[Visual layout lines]
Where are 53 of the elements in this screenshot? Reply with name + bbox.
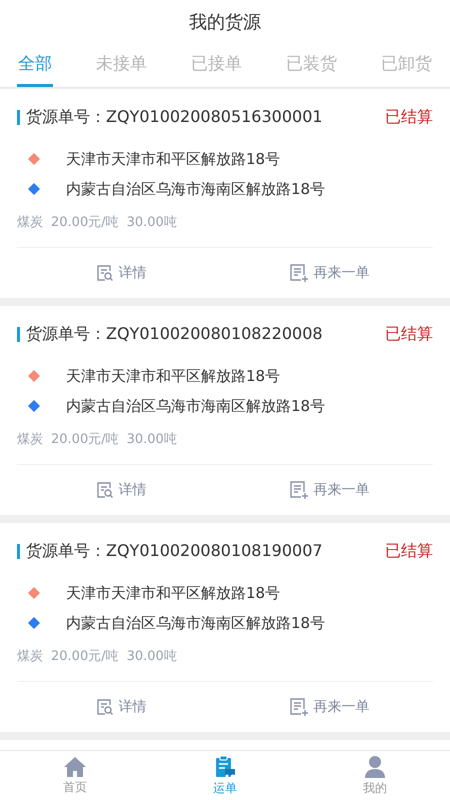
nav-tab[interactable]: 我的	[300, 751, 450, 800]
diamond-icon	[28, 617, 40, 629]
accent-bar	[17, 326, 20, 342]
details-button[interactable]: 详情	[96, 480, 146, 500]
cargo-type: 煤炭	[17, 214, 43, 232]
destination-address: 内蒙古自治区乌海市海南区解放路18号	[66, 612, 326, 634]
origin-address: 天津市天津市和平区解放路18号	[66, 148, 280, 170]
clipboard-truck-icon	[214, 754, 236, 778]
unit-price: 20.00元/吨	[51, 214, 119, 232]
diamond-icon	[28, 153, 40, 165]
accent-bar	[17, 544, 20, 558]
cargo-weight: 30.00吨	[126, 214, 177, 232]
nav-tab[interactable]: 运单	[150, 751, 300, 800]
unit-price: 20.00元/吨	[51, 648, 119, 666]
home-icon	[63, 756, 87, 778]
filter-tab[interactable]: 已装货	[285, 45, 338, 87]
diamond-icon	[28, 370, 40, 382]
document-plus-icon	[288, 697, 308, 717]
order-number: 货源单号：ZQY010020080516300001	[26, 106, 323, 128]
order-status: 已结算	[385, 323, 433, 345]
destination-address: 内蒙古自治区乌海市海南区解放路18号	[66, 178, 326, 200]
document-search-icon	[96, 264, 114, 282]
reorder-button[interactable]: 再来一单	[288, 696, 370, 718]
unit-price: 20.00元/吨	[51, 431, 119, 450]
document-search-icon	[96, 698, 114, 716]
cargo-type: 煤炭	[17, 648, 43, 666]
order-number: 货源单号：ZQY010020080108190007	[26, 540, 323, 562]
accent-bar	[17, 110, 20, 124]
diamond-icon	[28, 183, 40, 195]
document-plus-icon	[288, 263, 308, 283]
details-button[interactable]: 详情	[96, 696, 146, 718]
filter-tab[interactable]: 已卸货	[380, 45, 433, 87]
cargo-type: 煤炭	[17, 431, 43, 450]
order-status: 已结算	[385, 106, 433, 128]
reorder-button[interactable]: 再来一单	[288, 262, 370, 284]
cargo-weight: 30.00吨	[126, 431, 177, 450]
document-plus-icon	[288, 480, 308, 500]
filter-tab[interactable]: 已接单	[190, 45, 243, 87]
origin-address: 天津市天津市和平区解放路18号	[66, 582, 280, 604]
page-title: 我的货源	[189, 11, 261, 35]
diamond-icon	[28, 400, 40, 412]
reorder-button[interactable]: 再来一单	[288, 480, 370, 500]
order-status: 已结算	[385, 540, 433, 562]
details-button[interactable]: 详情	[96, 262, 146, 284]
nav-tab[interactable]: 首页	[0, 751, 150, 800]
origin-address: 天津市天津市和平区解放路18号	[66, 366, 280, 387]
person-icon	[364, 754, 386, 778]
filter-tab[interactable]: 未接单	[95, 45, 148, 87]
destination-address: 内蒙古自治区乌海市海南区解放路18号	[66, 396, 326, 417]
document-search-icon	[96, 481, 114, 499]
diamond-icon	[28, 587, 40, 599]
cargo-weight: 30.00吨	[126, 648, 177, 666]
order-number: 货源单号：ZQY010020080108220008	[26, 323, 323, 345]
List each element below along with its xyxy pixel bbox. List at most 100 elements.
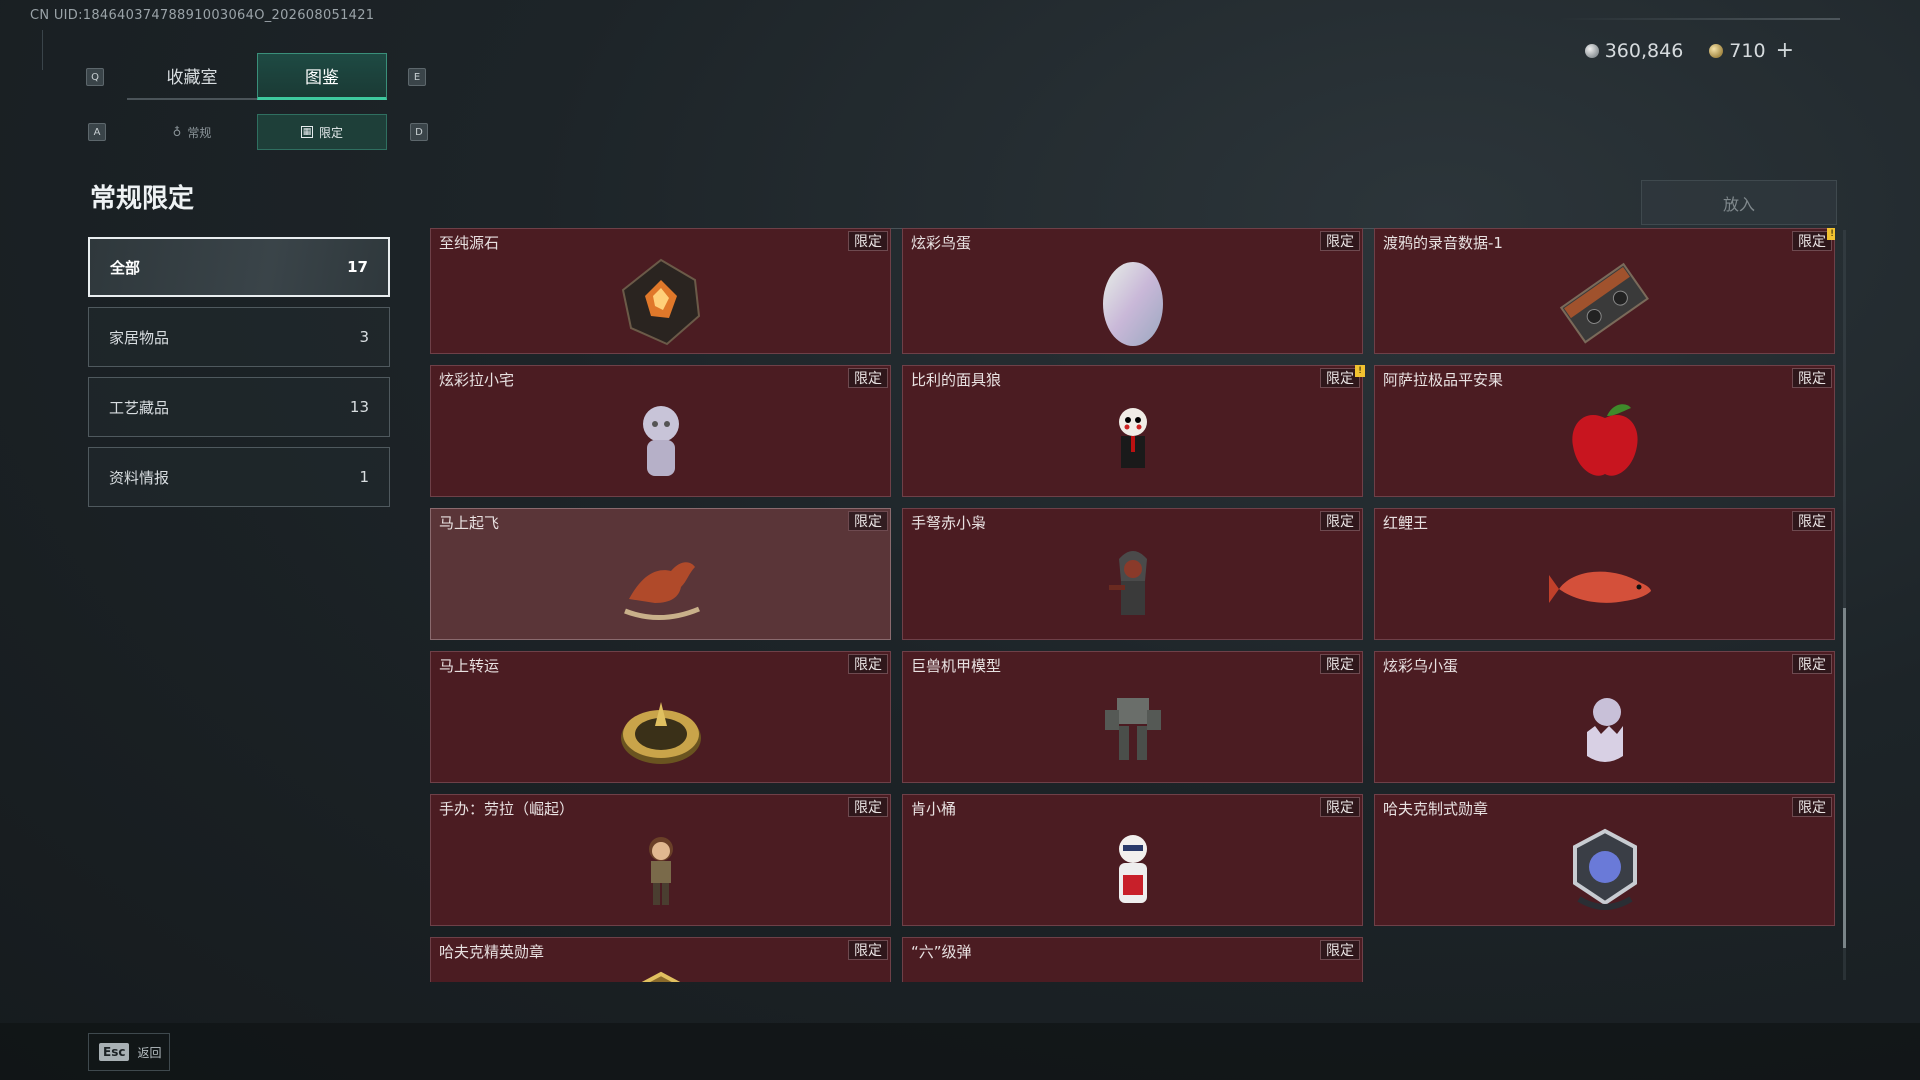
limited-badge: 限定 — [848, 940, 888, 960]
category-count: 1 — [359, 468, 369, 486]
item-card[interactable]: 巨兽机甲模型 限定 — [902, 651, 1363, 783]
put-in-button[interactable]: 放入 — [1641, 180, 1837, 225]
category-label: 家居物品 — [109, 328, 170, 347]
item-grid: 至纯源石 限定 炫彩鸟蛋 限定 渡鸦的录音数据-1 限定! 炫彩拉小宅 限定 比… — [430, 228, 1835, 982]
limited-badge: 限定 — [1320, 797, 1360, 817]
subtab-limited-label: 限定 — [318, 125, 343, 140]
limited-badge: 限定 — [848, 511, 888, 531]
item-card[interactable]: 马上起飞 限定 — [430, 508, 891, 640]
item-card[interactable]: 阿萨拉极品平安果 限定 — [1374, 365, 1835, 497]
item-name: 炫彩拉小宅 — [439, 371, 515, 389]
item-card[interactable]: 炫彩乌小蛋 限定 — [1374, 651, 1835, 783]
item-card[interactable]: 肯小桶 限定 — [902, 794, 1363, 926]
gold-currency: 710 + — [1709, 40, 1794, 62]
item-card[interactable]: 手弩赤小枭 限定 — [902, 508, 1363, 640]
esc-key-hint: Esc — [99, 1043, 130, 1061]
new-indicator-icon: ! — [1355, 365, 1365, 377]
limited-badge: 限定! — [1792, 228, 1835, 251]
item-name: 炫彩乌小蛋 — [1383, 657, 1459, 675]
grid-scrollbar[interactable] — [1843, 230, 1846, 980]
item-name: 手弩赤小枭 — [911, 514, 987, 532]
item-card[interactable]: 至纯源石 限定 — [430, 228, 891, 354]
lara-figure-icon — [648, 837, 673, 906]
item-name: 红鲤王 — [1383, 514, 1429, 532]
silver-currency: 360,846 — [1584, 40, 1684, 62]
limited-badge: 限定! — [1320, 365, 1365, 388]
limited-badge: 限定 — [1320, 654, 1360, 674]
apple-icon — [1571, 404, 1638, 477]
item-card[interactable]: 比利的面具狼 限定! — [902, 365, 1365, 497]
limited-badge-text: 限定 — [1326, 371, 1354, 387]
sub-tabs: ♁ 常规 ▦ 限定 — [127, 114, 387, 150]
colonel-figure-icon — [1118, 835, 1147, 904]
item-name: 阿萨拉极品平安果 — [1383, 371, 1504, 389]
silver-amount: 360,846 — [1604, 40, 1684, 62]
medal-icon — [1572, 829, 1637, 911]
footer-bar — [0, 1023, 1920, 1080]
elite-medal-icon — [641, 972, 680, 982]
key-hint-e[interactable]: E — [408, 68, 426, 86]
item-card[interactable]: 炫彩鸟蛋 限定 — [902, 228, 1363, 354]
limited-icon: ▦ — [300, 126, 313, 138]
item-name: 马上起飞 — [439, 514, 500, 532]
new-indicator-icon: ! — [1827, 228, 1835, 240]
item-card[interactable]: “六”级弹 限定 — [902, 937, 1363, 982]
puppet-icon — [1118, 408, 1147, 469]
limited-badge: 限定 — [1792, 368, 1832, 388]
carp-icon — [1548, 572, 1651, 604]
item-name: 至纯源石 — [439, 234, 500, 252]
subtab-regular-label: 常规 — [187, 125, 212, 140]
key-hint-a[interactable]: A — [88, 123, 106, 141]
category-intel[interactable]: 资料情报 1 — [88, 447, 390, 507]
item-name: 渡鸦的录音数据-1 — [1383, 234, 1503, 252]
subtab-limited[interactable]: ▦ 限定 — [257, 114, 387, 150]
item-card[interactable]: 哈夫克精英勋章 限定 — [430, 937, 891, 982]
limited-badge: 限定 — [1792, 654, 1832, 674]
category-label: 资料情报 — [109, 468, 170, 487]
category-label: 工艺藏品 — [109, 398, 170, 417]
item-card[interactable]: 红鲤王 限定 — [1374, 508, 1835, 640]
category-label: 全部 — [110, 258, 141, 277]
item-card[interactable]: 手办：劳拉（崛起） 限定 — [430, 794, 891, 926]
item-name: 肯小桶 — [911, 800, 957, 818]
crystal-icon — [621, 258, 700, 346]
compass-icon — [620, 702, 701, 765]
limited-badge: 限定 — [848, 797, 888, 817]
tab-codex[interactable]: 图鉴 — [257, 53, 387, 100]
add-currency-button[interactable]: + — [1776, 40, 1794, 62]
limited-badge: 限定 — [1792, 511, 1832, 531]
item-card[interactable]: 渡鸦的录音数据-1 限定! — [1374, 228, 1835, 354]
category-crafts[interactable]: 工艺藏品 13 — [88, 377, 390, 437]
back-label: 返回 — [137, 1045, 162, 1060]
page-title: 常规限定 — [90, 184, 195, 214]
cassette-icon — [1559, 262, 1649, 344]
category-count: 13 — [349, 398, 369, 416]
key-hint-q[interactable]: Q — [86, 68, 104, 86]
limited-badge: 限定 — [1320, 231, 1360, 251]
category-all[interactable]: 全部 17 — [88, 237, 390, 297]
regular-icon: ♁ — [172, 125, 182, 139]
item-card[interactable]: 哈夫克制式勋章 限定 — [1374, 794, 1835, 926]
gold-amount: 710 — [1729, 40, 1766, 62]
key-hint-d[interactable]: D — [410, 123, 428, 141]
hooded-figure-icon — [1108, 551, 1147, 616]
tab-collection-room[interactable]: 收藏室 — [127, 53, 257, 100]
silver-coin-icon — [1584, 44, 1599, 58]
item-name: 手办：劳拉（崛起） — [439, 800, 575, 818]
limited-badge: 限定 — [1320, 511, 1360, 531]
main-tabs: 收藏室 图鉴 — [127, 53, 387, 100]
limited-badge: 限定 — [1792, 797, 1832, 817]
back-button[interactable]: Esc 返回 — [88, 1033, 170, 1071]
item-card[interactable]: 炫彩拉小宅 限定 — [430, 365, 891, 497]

Directions for this task → Return each line that contains the string "name".

Answer to this problem →
Where are 53 of the elements in this screenshot? Reply with name + bbox.
item-name: 炫彩拉小宅 — [439, 371, 515, 389]
item-name: 炫彩乌小蛋 — [1383, 657, 1459, 675]
item-name: 手弩赤小枭 — [911, 514, 987, 532]
item-name: 红鲤王 — [1383, 514, 1429, 532]
item-name: 阿萨拉极品平安果 — [1383, 371, 1504, 389]
item-name: 马上起飞 — [439, 514, 500, 532]
item-name: 至纯源石 — [439, 234, 500, 252]
item-name: 渡鸦的录音数据-1 — [1383, 234, 1503, 252]
item-name: 肯小桶 — [911, 800, 957, 818]
item-name: 手办：劳拉（崛起） — [439, 800, 575, 818]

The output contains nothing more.